### [YOUR INSTRUCTIONS]
Your task is to reproduce the material exactly.

(Extracted records)
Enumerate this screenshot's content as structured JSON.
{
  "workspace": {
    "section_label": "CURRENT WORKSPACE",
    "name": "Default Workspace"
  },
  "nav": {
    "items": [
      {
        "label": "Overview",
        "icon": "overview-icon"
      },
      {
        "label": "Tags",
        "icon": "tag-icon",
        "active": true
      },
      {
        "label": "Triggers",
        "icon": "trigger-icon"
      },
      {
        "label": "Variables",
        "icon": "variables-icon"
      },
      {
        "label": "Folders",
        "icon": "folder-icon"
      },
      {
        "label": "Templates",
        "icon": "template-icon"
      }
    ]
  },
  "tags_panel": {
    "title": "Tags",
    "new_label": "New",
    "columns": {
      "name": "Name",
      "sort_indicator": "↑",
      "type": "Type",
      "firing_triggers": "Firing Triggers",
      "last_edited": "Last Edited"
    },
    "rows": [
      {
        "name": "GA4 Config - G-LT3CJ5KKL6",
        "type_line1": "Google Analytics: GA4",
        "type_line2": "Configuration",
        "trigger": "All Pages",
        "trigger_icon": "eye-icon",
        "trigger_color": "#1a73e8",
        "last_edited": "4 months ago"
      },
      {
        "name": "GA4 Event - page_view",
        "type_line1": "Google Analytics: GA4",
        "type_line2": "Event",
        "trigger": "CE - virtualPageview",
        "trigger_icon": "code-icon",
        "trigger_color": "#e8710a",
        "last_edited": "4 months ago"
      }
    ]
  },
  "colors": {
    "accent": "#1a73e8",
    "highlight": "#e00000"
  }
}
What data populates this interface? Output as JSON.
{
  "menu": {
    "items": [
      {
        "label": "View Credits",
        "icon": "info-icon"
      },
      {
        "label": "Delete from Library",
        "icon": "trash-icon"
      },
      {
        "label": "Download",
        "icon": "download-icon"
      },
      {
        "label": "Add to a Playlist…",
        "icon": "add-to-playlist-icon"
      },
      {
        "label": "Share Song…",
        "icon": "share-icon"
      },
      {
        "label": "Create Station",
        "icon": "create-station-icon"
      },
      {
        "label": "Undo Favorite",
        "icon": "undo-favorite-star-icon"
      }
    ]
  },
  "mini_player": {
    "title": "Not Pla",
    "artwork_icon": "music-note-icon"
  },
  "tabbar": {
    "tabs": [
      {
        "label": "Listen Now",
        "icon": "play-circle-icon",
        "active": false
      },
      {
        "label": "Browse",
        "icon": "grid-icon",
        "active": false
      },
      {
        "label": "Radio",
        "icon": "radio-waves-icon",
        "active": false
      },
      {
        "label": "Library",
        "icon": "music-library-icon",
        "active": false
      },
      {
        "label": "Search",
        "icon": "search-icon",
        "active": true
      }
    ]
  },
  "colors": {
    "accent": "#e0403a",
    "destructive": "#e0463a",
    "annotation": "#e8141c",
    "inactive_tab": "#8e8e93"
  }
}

### [WORKED SOLUTION]
Enumerate this screenshot's content as structured JSON.
{
  "workspace": {
    "section_label": "CURRENT WORKSPACE",
    "name": "Default Workspace"
  },
  "nav": {
    "items": [
      {
        "label": "Overview",
        "icon": "overview-icon"
      },
      {
        "label": "Tags",
        "icon": "tag-icon",
        "active": true
      },
      {
        "label": "Triggers",
        "icon": "trigger-icon"
      },
      {
        "label": "Variables",
        "icon": "variables-icon"
      },
      {
        "label": "Folders",
        "icon": "folder-icon"
      },
      {
        "label": "Templates",
        "icon": "template-icon"
      }
    ]
  },
  "tags_panel": {
    "title": "Tags",
    "new_label": "New",
    "columns": {
      "name": "Name",
      "sort_indicator": "↑",
      "type": "Type",
      "firing_triggers": "Firing Triggers",
      "last_edited": "Last Edited"
    },
    "rows": [
      {
        "name": "GA4 Config - G-LT3CJ5KKL6",
        "type_line1": "Google Analytics: GA4",
        "type_line2": "Configuration",
        "trigger": "All Pages",
        "trigger_icon": "eye-icon",
        "trigger_color": "#1a73e8",
        "last_edited": "4 months ago"
      },
      {
        "name": "GA4 Event - page_view",
        "type_line1": "Google Analytics: GA4",
        "type_line2": "Event",
        "trigger": "CE - virtualPageview",
        "trigger_icon": "code-icon",
        "trigger_color": "#e8710a",
        "last_edited": "4 months ago"
      }
    ]
  },
  "colors": {
    "accent": "#1a73e8",
    "highlight": "#e00000"
  }
}
What data populates this interface? Output as JSON.
{
  "menu": {
    "items": [
      {
        "label": "View Credits",
        "icon": "info-icon"
      },
      {
        "label": "Delete from Library",
        "icon": "trash-icon"
      },
      {
        "label": "Download",
        "icon": "download-icon"
      },
      {
        "label": "Add to a Playlist…",
        "icon": "add-to-playlist-icon"
      },
      {
        "label": "Share Song…",
        "icon": "share-icon"
      },
      {
        "label": "Create Station",
        "icon": "create-station-icon"
      },
      {
        "label": "Undo Favorite",
        "icon": "undo-favorite-star-icon"
      }
    ]
  },
  "mini_player": {
    "title": "Not Pla",
    "artwork_icon": "music-note-icon"
  },
  "tabbar": {
    "tabs": [
      {
        "label": "Listen Now",
        "icon": "play-circle-icon",
        "active": false
      },
      {
        "label": "Browse",
        "icon": "grid-icon",
        "active": false
      },
      {
        "label": "Radio",
        "icon": "radio-waves-icon",
        "active": false
      },
      {
        "label": "Library",
        "icon": "music-library-icon",
        "active": false
      },
      {
        "label": "Search",
        "icon": "search-icon",
        "active": true
      }
    ]
  },
  "colors": {
    "accent": "#e0403a",
    "destructive": "#e0463a",
    "annotation": "#e8141c",
    "inactive_tab": "#8e8e93"
  }
}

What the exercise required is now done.